Aim
Pictures should be excluded; otherwise, copy every entry exactly.

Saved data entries
☆ ☆ ☆ ☆ ☆ ☆ ☆

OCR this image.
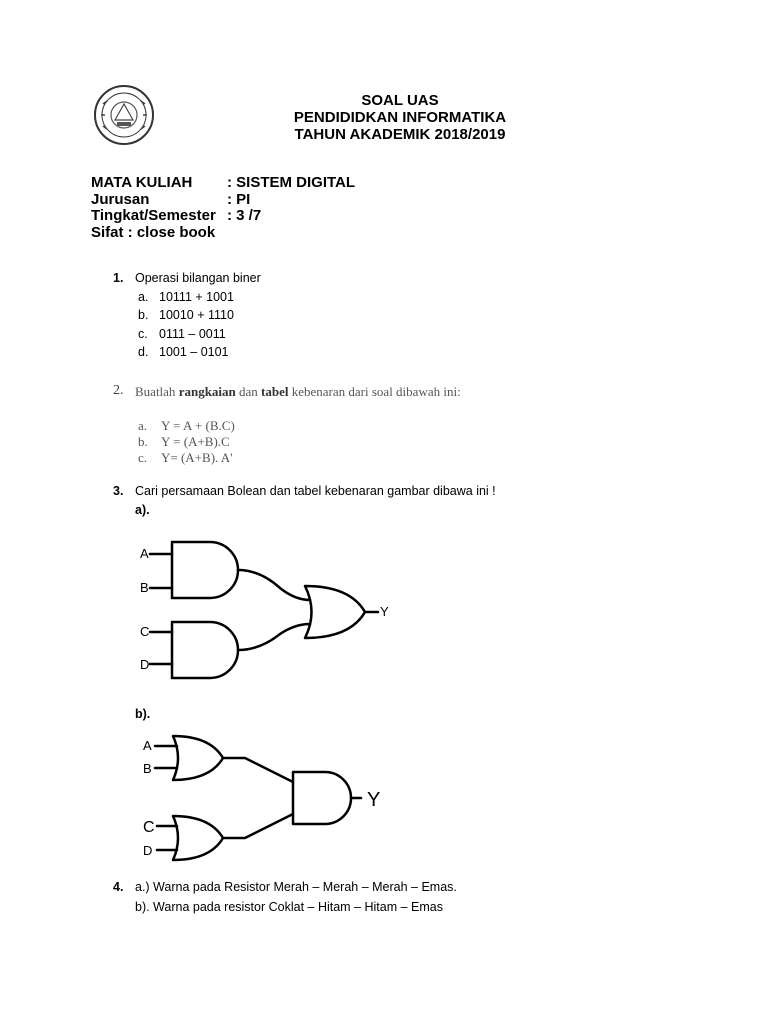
SOAL UAS
PENDIDIDKAN INFORMATIKA
TAHUN AKADEMIK 2018/2019
MATA KULIAH : SISTEM DIGITAL
Jurusan	: PI
Tingkat/Semester : 3 /7
Sifat : close book
1. Operasi bilangan biner
a. 10111 + 1001
b. 10010 + 1110
c. 0111 – 0011
d. 1001 – 0101
2. Buatlah rangkaian dan tabel kebenaran dari soal dibawah ini:
a. Y = A + (B.C)
b. Y = (A+B).C
c. Y= (A+B). A'
3. Cari persamaan Bolean dan tabel kebenaran gambar dibawa ini !
a).
A
B
C
D
Y
b).
A
B
C
D
Y
4. a.) Warna pada Resistor Merah – Merah – Merah – Emas.
b). Warna pada resistor Coklat – Hitam – Hitam – Emas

☆ ☆ ☆ ☆ ☆ ☆ ☆

Response
OCR this image.
SOAL UAS
PENDIDIDKAN INFORMATIKA
TAHUN AKADEMIK 2018/2019
MATA KULIAH : SISTEM DIGITAL
Jurusan	: PI
Tingkat/Semester : 3 /7
Sifat : close book
1. Operasi bilangan biner
a. 10111 + 1001
b. 10010 + 1110
c. 0111 – 0011
d. 1001 – 0101
2. Buatlah rangkaian dan tabel kebenaran dari soal dibawah ini:
a. Y = A + (B.C)
b. Y = (A+B).C
c. Y= (A+B). A'
3. Cari persamaan Bolean dan tabel kebenaran gambar dibawa ini !
a).
A
B
C
D
Y
b).
A
B
C
D
Y
4. a.) Warna pada Resistor Merah – Merah – Merah – Emas.
b). Warna pada resistor Coklat – Hitam – Hitam – Emas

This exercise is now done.